• _Written instruction_
From the entries provided below, copy each line that contains the word "this".
* * * * * * * * *
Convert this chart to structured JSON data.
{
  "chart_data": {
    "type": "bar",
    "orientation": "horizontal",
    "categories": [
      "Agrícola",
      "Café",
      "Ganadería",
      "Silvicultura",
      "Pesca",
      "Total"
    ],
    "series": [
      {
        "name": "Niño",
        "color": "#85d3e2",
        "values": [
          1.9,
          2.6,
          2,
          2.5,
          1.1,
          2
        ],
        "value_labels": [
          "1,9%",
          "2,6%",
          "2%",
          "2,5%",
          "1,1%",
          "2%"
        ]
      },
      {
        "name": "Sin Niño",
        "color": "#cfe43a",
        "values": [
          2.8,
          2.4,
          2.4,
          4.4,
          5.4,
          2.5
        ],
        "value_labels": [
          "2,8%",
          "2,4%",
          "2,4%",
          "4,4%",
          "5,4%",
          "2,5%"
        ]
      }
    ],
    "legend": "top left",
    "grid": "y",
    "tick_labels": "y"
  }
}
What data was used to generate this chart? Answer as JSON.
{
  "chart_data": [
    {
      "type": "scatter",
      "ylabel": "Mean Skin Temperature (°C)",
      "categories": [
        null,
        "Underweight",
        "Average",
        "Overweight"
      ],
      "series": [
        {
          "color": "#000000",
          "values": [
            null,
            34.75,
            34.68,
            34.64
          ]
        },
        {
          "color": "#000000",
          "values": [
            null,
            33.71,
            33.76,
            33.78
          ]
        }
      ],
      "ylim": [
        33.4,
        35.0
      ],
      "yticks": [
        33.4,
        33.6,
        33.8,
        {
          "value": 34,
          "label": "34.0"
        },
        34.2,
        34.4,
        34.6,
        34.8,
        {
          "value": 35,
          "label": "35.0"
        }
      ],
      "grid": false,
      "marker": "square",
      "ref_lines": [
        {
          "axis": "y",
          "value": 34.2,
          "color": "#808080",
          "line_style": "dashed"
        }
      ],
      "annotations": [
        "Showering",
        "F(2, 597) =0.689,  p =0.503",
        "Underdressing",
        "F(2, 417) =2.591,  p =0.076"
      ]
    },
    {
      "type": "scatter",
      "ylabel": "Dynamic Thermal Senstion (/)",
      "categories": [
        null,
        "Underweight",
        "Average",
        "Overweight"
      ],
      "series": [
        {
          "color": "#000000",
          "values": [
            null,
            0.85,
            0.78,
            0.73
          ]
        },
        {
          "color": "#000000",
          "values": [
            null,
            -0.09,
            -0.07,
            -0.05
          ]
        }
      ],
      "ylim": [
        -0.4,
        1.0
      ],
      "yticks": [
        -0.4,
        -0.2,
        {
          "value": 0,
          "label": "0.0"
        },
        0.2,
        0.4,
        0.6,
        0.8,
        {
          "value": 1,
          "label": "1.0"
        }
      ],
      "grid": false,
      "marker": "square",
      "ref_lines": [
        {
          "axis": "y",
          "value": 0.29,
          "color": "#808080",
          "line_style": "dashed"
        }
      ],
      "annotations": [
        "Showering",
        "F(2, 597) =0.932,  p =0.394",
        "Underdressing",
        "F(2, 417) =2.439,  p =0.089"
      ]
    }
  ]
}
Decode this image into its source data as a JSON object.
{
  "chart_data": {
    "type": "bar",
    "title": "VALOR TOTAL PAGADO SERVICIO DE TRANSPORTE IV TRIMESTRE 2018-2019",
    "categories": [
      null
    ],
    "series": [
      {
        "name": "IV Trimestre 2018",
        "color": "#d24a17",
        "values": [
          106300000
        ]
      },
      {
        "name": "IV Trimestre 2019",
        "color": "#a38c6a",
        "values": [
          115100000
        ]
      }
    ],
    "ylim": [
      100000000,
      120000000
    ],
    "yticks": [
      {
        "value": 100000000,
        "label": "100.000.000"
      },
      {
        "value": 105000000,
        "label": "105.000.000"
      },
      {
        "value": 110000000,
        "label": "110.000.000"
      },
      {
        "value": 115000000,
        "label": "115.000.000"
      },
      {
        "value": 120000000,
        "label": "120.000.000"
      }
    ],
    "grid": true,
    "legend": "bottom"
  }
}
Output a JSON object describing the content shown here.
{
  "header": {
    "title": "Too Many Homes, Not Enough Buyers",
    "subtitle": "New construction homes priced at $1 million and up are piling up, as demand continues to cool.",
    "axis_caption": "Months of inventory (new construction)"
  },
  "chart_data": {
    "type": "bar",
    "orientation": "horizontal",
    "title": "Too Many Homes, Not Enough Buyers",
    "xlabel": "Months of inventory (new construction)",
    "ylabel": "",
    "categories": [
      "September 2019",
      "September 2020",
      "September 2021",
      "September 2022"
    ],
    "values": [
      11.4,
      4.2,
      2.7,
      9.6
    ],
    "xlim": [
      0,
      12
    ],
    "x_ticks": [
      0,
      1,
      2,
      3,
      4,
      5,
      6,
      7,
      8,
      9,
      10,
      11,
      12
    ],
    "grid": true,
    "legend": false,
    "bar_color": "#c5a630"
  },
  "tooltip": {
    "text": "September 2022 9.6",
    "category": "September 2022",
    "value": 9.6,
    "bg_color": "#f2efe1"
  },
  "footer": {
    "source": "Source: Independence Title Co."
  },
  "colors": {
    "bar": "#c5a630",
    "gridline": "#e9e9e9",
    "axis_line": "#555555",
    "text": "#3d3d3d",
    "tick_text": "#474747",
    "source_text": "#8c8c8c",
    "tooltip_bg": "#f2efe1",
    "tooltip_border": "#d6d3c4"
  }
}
* * * * * * * * *
• _Correct response_
Convert this chart to structured JSON data.
What data was used to generate this chart? Answer as JSON.
Decode this image into its source data as a JSON object.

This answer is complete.